Required work:
Put each line of the items, from the first line through the line containing "properties-button[interactable]: 属性 xyxy=(11,50,31,75)", into a JSON list of strings, one string per line, leaving out blank lines.

>> BEGIN Record excerpts

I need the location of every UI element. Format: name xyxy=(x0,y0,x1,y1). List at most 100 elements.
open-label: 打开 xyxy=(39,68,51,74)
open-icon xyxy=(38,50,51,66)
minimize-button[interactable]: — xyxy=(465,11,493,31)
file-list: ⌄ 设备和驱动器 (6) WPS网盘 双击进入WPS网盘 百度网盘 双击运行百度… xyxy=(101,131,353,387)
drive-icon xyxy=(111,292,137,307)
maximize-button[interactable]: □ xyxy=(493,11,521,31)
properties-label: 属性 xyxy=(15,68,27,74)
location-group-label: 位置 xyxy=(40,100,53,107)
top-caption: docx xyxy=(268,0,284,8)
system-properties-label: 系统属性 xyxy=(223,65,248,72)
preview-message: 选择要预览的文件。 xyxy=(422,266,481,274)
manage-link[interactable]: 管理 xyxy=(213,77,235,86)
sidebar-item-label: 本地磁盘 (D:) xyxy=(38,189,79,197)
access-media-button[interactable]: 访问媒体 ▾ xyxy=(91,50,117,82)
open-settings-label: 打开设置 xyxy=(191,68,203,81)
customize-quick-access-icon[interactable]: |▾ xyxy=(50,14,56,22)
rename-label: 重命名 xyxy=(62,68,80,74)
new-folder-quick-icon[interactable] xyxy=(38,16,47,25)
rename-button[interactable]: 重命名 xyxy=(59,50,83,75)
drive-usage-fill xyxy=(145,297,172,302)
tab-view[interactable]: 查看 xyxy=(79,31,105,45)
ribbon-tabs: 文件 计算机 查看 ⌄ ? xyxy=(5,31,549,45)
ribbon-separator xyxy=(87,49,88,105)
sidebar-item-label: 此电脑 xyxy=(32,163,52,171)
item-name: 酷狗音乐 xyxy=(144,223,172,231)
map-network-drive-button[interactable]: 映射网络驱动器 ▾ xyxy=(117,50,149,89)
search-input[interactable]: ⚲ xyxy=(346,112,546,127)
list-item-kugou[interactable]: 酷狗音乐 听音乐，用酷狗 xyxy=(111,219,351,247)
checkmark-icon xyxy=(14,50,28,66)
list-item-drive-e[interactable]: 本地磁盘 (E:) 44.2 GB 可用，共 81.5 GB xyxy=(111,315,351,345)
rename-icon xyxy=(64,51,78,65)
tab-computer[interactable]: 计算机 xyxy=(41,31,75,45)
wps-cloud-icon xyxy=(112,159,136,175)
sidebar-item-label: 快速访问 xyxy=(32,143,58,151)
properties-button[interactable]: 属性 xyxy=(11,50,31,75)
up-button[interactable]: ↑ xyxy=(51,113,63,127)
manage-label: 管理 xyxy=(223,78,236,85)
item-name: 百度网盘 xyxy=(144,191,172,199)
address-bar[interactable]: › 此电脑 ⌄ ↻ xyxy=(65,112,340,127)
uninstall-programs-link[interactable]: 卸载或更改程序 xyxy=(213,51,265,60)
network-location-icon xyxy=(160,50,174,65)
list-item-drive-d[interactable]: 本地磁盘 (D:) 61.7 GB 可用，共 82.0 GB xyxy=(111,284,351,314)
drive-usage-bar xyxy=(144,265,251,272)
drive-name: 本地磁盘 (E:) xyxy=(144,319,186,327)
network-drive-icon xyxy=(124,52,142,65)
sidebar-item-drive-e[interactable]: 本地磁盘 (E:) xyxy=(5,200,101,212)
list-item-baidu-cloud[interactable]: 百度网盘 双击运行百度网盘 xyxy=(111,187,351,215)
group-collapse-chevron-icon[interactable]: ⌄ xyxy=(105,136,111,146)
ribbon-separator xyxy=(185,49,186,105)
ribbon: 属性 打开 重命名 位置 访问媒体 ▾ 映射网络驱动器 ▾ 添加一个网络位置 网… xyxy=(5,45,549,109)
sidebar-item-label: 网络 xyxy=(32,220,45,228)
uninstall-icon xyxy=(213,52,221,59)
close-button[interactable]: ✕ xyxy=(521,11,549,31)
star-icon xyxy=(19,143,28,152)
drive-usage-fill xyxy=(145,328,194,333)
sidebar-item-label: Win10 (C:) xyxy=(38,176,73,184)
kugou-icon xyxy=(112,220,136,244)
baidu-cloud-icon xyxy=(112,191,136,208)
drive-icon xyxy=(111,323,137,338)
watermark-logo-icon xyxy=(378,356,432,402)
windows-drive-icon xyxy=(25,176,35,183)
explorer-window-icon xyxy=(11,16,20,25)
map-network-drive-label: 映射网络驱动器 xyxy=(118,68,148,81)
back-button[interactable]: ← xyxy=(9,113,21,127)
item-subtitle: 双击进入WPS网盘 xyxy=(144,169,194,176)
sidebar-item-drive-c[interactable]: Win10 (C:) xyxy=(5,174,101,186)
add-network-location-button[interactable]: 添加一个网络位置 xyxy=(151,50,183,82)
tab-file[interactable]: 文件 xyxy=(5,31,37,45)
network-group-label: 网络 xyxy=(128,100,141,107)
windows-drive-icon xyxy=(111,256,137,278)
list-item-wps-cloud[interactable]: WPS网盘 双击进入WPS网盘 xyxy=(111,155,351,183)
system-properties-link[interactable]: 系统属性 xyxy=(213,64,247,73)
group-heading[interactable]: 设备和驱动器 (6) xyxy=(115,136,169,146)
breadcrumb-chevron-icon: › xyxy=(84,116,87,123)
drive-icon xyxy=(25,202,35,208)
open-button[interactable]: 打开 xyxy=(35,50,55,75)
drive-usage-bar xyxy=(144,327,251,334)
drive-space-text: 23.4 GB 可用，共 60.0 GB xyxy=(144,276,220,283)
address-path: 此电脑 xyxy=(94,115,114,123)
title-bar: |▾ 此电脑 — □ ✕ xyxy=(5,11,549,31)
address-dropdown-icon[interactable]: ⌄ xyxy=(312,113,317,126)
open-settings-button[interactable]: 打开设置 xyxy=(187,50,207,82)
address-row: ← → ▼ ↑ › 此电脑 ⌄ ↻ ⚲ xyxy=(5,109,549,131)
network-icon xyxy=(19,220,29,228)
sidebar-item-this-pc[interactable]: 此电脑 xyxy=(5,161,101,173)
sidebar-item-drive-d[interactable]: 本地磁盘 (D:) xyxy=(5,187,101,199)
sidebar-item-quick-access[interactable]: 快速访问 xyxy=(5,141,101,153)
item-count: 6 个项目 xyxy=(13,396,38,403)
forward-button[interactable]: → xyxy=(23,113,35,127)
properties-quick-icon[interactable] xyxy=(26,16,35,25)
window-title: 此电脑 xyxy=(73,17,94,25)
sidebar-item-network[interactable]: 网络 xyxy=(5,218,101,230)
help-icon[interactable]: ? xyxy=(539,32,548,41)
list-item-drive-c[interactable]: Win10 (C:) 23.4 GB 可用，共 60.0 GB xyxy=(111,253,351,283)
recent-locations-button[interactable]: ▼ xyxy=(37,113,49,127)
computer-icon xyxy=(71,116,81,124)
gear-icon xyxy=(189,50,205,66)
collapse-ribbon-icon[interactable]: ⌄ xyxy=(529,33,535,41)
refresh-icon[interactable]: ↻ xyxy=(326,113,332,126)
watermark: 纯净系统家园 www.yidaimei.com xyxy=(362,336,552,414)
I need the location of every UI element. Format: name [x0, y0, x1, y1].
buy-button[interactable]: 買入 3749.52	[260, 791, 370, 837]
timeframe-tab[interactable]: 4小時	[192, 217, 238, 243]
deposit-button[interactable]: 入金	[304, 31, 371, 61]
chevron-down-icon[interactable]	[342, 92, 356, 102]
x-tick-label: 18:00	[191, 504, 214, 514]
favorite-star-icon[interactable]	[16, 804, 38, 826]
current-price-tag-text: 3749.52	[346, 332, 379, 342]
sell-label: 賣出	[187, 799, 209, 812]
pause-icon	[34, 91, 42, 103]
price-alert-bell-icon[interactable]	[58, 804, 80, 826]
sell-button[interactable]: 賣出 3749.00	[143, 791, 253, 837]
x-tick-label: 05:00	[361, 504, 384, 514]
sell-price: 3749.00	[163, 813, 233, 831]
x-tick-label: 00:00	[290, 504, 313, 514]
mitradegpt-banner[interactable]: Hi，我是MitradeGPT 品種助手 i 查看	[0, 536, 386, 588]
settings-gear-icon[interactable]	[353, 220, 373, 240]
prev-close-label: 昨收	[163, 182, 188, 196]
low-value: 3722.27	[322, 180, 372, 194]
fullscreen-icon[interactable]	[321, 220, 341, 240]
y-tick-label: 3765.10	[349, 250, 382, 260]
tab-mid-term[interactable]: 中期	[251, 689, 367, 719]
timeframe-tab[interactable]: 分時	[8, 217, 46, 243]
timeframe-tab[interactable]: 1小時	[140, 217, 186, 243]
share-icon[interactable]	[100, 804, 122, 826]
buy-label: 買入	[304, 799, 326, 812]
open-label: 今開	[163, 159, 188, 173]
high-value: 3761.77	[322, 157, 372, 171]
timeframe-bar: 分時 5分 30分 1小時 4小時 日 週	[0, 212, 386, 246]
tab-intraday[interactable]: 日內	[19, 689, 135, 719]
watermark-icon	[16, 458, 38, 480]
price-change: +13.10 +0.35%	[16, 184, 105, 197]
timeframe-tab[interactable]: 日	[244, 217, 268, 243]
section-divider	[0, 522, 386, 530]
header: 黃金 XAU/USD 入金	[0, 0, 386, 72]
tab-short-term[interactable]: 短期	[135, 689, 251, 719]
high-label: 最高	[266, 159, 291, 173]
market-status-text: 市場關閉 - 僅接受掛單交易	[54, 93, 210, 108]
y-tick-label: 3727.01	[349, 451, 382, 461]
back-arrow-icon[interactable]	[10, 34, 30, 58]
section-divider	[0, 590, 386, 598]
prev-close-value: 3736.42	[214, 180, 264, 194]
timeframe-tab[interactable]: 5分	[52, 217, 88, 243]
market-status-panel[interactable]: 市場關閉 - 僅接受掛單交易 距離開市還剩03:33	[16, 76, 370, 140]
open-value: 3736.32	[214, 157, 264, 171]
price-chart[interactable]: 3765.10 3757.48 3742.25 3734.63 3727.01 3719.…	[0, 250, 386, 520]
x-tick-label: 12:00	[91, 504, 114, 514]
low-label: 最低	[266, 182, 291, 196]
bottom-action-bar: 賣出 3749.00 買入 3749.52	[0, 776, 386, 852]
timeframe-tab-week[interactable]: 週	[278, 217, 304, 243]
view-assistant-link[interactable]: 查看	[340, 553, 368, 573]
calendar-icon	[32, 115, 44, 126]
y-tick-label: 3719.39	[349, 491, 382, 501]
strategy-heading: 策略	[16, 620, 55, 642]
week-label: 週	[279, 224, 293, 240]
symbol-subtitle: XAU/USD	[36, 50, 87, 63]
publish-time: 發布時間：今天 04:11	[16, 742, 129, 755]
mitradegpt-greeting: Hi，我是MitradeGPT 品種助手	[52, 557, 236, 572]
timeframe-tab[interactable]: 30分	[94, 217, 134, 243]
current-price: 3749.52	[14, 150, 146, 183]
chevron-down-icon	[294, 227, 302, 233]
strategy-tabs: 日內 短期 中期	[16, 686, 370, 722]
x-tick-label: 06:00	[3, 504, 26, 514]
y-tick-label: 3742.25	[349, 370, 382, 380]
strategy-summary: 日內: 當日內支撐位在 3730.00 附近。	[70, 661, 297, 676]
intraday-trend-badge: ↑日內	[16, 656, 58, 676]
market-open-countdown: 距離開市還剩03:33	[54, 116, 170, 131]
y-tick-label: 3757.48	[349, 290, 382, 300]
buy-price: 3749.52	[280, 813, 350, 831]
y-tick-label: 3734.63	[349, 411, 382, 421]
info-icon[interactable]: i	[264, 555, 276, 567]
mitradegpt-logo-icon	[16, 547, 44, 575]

>> END Record excerpts

Reply to the exercise:
[
  "I need the location of every UI element. Format: name xyxy=(x0,y0,x1,y1). List at most 100 elements.",
  "open-label: 打开 xyxy=(39,68,51,74)",
  "open-icon xyxy=(38,50,51,66)",
  "minimize-button[interactable]: — xyxy=(465,11,493,31)",
  "file-list: ⌄ 设备和驱动器 (6) WPS网盘 双击进入WPS网盘 百度网盘 双击运行百度… xyxy=(101,131,353,387)",
  "drive-icon xyxy=(111,292,137,307)",
  "maximize-button[interactable]: □ xyxy=(493,11,521,31)",
  "properties-label: 属性 xyxy=(15,68,27,74)",
  "location-group-label: 位置 xyxy=(40,100,53,107)",
  "top-caption: docx xyxy=(268,0,284,8)",
  "system-properties-label: 系统属性 xyxy=(223,65,248,72)",
  "preview-message: 选择要预览的文件。 xyxy=(422,266,481,274)",
  "manage-link[interactable]: 管理 xyxy=(213,77,235,86)",
  "sidebar-item-label: 本地磁盘 (D:) xyxy=(38,189,79,197)",
  "access-media-button[interactable]: 访问媒体 ▾ xyxy=(91,50,117,82)",
  "open-settings-label: 打开设置 xyxy=(191,68,203,81)",
  "customize-quick-access-icon[interactable]: |▾ xyxy=(50,14,56,22)",
  "rename-label: 重命名 xyxy=(62,68,80,74)",
  "new-folder-quick-icon[interactable] xyxy=(38,16,47,25)",
  "rename-button[interactable]: 重命名 xyxy=(59,50,83,75)",
  "drive-usage-fill xyxy=(145,297,172,302)",
  "tab-view[interactable]: 查看 xyxy=(79,31,105,45)",
  "ribbon-tabs: 文件 计算机 查看 ⌄ ? xyxy=(5,31,549,45)",
  "ribbon-separator xyxy=(87,49,88,105)",
  "sidebar-item-label: 此电脑 xyxy=(32,163,52,171)",
  "item-name: 酷狗音乐 xyxy=(144,223,172,231)",
  "map-network-drive-button[interactable]: 映射网络驱动器 ▾ xyxy=(117,50,149,89)",
  "search-input[interactable]: ⚲ xyxy=(346,112,546,127)",
  "list-item-kugou[interactable]: 酷狗音乐 听音乐，用酷狗 xyxy=(111,219,351,247)",
  "checkmark-icon xyxy=(14,50,28,66)",
  "list-item-drive-e[interactable]: 本地磁盘 (E:) 44.2 GB 可用，共 81.5 GB xyxy=(111,315,351,345)",
  "rename-icon xyxy=(64,51,78,65)",
  "tab-computer[interactable]: 计算机 xyxy=(41,31,75,45)",
  "wps-cloud-icon xyxy=(112,159,136,175)",
  "sidebar-item-label: 快速访问 xyxy=(32,143,58,151)",
  "properties-button[interactable]: 属性 xyxy=(11,50,31,75)"
]